## TASK
State the number of lines in these records holding "kobe". Say nothing more.

[Items from a dataset]

--

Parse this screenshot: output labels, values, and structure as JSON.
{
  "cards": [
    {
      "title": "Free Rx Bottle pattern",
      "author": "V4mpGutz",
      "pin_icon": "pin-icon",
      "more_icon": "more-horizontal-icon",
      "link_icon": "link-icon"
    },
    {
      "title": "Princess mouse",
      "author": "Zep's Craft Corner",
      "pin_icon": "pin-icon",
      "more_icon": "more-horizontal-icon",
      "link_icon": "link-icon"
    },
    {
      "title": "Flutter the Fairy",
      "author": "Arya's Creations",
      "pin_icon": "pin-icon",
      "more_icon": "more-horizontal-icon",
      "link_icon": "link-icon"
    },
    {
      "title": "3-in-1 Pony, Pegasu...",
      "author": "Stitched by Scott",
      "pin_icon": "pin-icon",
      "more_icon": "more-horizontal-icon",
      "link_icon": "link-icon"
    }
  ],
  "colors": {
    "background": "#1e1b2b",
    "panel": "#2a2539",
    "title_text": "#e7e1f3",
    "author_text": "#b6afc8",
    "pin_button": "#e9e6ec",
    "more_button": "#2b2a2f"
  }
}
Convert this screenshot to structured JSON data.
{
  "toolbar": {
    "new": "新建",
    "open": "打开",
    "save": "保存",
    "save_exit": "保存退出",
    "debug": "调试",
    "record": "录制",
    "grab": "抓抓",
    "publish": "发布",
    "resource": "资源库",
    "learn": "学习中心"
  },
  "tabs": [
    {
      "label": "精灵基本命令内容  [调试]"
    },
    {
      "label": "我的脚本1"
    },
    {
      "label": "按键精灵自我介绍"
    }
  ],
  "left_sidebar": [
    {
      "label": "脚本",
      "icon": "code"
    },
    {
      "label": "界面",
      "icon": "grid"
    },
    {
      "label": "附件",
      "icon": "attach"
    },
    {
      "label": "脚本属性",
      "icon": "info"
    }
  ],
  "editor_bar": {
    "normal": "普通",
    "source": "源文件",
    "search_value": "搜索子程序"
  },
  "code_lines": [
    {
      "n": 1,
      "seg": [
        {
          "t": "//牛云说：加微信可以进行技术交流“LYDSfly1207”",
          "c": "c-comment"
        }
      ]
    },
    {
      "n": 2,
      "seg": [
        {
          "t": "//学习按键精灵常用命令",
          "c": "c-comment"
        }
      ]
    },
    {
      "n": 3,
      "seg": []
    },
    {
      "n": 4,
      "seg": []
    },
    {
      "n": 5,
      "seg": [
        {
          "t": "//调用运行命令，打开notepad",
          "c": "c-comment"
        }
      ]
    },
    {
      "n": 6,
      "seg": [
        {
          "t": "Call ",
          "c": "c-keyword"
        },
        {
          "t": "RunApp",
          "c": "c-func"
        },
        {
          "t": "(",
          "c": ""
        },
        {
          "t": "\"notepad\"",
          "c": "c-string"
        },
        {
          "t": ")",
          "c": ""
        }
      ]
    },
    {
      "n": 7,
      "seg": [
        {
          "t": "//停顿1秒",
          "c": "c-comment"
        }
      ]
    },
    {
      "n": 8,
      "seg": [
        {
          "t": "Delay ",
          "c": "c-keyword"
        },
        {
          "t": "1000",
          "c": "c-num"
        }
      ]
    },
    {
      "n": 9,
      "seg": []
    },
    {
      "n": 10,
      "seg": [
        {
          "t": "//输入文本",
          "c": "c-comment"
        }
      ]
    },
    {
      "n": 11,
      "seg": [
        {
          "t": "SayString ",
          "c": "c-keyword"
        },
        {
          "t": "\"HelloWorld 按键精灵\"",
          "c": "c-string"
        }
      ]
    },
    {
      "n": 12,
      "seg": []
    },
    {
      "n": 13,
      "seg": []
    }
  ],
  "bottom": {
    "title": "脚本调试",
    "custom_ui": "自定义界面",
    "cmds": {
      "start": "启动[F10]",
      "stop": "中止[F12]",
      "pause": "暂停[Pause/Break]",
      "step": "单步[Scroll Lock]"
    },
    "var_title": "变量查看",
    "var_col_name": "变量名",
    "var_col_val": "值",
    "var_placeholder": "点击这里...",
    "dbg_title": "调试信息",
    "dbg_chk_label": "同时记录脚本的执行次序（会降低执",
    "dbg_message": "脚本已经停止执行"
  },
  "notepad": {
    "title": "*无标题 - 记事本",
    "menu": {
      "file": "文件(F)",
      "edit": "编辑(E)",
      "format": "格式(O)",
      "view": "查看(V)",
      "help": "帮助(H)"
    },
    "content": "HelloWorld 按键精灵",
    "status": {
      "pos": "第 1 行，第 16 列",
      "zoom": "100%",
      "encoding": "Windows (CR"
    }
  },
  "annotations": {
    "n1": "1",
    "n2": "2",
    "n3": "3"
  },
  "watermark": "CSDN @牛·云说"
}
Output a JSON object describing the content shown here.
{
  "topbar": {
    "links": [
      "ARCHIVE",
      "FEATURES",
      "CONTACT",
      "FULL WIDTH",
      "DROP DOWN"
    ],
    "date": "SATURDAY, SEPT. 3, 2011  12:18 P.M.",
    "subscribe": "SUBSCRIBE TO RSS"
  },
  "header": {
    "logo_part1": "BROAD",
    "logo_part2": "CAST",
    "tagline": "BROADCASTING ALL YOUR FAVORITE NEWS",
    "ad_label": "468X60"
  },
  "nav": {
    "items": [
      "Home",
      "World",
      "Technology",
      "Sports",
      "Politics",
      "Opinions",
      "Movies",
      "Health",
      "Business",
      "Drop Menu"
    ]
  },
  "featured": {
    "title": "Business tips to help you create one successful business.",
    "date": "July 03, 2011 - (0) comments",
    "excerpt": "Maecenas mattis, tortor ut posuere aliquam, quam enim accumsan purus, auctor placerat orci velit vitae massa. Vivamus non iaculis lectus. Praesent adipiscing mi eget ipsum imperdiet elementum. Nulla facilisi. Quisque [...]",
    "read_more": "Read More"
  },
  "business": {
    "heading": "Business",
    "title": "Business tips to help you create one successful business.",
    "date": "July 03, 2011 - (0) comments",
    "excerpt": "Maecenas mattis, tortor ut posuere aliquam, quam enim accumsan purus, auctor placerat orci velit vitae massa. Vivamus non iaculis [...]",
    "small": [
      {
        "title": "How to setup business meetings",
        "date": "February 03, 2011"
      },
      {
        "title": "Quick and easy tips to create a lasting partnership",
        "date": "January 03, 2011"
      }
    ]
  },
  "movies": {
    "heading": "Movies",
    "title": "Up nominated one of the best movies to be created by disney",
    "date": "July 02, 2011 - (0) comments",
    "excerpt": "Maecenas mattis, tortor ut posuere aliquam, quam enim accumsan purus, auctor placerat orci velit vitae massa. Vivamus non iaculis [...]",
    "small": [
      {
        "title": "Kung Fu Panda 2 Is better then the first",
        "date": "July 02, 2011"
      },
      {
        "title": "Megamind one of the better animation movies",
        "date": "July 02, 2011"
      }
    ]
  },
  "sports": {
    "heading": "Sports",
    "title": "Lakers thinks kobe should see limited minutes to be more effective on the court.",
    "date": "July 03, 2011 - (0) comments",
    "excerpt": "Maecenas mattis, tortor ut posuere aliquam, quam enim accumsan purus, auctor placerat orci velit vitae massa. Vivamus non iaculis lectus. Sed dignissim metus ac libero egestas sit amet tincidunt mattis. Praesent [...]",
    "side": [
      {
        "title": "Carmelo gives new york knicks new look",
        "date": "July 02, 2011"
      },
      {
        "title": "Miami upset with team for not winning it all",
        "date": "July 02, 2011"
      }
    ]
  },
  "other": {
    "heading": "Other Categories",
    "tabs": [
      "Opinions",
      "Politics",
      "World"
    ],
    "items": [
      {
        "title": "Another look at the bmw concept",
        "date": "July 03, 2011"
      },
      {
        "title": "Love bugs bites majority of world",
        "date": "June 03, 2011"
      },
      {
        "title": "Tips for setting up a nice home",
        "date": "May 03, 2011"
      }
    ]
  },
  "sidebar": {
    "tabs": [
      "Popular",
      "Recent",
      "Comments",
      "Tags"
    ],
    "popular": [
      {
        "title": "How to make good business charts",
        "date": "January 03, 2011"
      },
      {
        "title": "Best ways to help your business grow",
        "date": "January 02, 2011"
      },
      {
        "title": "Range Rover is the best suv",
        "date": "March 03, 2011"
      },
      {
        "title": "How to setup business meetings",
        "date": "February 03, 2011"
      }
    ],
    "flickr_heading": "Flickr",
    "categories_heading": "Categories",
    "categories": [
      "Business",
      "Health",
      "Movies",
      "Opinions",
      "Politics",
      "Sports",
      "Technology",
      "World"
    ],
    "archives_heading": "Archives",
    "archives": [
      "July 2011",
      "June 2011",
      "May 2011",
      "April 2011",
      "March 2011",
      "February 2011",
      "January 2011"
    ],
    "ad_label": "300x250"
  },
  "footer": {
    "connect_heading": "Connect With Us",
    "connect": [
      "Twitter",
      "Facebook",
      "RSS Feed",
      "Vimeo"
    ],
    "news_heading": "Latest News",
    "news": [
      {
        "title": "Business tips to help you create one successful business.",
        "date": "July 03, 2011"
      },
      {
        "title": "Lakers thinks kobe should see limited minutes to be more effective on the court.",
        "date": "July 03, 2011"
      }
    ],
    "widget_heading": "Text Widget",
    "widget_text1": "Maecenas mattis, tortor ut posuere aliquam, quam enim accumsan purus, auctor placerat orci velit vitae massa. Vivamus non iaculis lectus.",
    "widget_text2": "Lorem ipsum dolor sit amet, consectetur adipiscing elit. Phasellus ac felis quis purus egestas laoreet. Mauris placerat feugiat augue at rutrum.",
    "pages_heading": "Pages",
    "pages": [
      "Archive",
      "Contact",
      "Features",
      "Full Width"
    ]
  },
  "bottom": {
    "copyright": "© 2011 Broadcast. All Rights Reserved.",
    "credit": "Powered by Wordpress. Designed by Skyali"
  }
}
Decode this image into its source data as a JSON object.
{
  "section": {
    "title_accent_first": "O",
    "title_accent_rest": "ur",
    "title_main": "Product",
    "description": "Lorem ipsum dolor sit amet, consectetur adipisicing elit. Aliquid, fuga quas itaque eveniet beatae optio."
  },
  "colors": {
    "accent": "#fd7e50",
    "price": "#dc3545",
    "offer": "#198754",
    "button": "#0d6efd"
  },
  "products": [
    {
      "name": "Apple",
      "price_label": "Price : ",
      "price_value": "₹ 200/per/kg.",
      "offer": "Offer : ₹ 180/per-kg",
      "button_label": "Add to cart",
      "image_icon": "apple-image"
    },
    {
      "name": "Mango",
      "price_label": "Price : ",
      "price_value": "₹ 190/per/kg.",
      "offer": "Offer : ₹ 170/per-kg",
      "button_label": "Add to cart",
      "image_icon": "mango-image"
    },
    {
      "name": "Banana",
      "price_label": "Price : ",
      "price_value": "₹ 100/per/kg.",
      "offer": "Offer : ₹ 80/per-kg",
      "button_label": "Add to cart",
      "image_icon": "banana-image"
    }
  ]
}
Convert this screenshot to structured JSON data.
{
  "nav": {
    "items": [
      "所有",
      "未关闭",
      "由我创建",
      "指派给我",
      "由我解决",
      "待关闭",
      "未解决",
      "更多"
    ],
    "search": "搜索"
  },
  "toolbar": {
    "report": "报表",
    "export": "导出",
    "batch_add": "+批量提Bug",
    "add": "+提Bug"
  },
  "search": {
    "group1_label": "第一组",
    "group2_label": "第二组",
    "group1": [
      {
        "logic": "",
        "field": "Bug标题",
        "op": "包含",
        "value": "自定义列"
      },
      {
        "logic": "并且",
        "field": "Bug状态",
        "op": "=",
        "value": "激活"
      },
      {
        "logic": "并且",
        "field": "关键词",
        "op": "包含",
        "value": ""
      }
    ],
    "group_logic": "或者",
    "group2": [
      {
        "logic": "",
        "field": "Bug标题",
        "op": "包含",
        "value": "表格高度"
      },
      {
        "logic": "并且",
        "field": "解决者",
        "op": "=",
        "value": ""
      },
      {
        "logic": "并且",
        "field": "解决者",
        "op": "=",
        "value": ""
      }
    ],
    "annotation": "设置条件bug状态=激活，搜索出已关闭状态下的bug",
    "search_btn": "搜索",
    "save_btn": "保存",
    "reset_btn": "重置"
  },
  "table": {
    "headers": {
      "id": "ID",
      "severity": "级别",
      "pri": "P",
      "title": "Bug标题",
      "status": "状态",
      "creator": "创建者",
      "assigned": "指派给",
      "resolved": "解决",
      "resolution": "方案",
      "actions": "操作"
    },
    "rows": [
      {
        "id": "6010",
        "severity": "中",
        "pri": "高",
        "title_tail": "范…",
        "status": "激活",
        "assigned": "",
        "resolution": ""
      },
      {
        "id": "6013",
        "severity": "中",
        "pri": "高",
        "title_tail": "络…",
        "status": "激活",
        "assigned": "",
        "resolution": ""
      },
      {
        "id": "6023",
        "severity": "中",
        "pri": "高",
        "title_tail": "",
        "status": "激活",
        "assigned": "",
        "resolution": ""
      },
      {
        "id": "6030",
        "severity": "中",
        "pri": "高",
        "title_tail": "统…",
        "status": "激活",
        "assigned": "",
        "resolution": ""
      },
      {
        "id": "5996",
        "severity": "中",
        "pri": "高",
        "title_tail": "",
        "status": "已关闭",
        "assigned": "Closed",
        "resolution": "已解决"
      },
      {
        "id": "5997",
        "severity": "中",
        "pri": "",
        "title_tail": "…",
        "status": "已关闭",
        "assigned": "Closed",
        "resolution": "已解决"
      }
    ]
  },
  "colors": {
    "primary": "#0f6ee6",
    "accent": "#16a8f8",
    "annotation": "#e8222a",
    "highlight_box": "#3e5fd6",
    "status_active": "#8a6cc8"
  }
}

--

## FINISHED TASK
2